Exercise input:
(begin)

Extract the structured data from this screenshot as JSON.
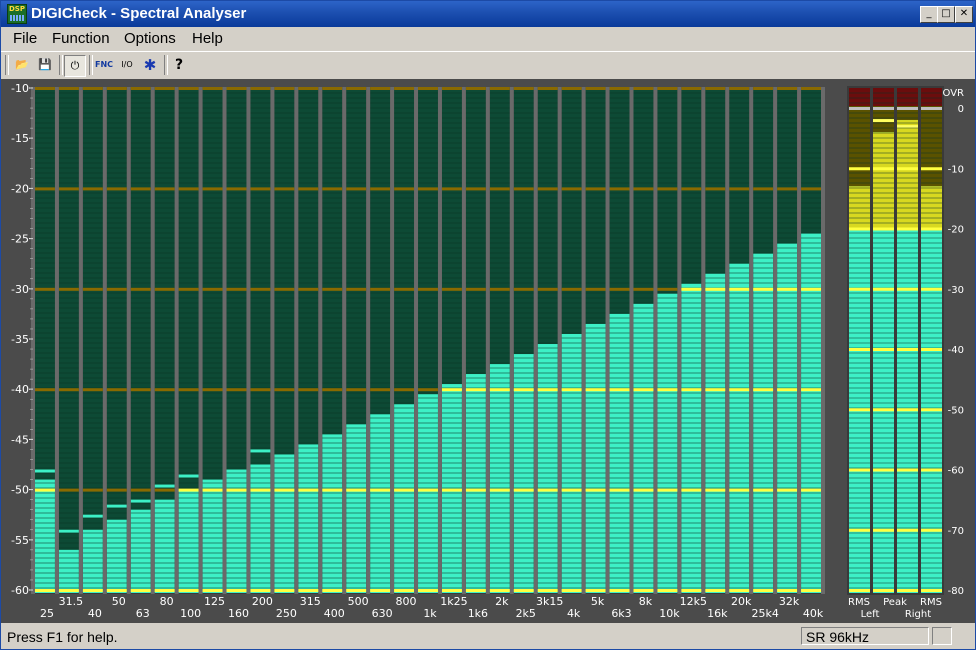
{
  "window": {
    "title": "DIGICheck - Spectral Analyser",
    "icon_label": "DSP"
  },
  "title_buttons": [
    {
      "name": "minimize-button",
      "glyph": "_"
    },
    {
      "name": "maximize-button",
      "glyph": "□"
    },
    {
      "name": "close-button",
      "glyph": "✕"
    }
  ],
  "menu": [
    "File",
    "Function",
    "Options",
    "Help"
  ],
  "toolbar": [
    {
      "name": "open-icon",
      "glyph": "📂"
    },
    {
      "name": "save-icon",
      "glyph": "💾"
    },
    {
      "name": "power-icon",
      "glyph": "⏻"
    },
    {
      "name": "fnc-icon",
      "glyph": "FNC"
    },
    {
      "name": "io-icon",
      "glyph": "I/O"
    },
    {
      "name": "bug-icon",
      "glyph": "✱"
    },
    {
      "name": "help-icon",
      "glyph": "?"
    }
  ],
  "spectrum": {
    "y_ticks": [
      "-10",
      "-15",
      "-20",
      "-25",
      "-30",
      "-35",
      "-40",
      "-45",
      "-50",
      "-55",
      "-60"
    ],
    "bands_upper": [
      "31.5",
      "50",
      "80",
      "125",
      "200",
      "315",
      "500",
      "800",
      "1k25",
      "2k",
      "3k15",
      "5k",
      "8k",
      "12k5",
      "20k",
      "32k"
    ],
    "bands_lower": [
      "25",
      "40",
      "63",
      "100",
      "160",
      "250",
      "400",
      "630",
      "1k",
      "1k6",
      "2k5",
      "4k",
      "6k3",
      "10k",
      "16k",
      "25k4",
      "40k"
    ],
    "levels_db": [
      -49,
      -56,
      -54,
      -53,
      -52,
      -51,
      -50,
      -49,
      -48,
      -47.5,
      -46.5,
      -45.5,
      -44.5,
      -43.5,
      -42.5,
      -41.5,
      -40.5,
      -39.5,
      -38.5,
      -37.5,
      -36.5,
      -35.5,
      -34.5,
      -33.5,
      -32.5,
      -31.5,
      -30.5,
      -29.5,
      -28.5,
      -27.5,
      -26.5,
      -25.5,
      -24.5
    ],
    "peaks_db": [
      -48,
      -54,
      -52.5,
      -51.5,
      -51,
      -49.5,
      -48.5,
      null,
      null,
      -46,
      null,
      null,
      null,
      null,
      null,
      null,
      null,
      -39.5,
      -38.5,
      null,
      null,
      null,
      null,
      null,
      null,
      null,
      -30.5,
      null,
      null,
      null,
      null,
      null,
      null
    ],
    "colors": {
      "bar": "#3df0c6",
      "background": "#0d4a35",
      "grid_major": "#8a6a00",
      "highlight": "#ffff40"
    }
  },
  "meters": {
    "scale": [
      "OVR",
      "0",
      "-10",
      "-20",
      "-30",
      "-40",
      "-50",
      "-60",
      "-70",
      "-80"
    ],
    "labels_top": [
      "RMS",
      "Peak",
      "RMS"
    ],
    "labels_bottom": [
      "Left",
      "Right"
    ],
    "levels_db": [
      -13,
      -4,
      -2,
      -13
    ],
    "peaks_db": [
      null,
      -2,
      -3,
      null
    ]
  },
  "status": {
    "text": "Press F1 for help.",
    "sample_rate": "SR 96kHz"
  }
}
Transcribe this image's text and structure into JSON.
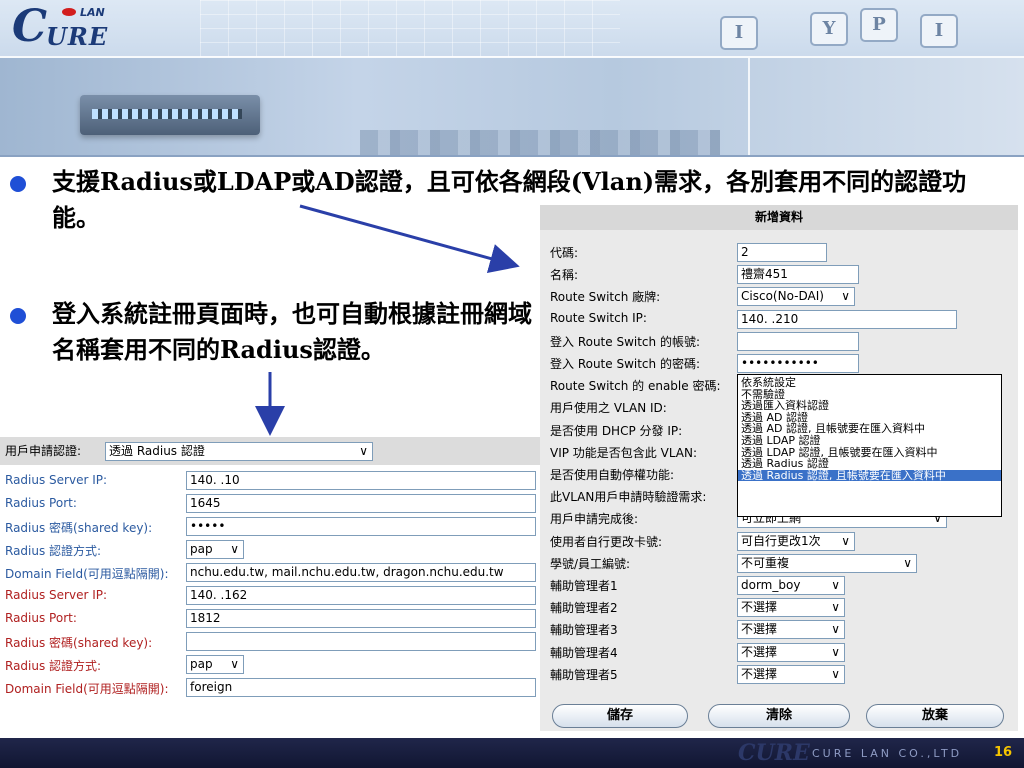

(end)

What needs to be done: Check each line of the records for "this" and copy the ones that contain it.

Exercise response:
Extract the structured data from this screenshot as JSON.
Transcribe this image's text and structure into JSON.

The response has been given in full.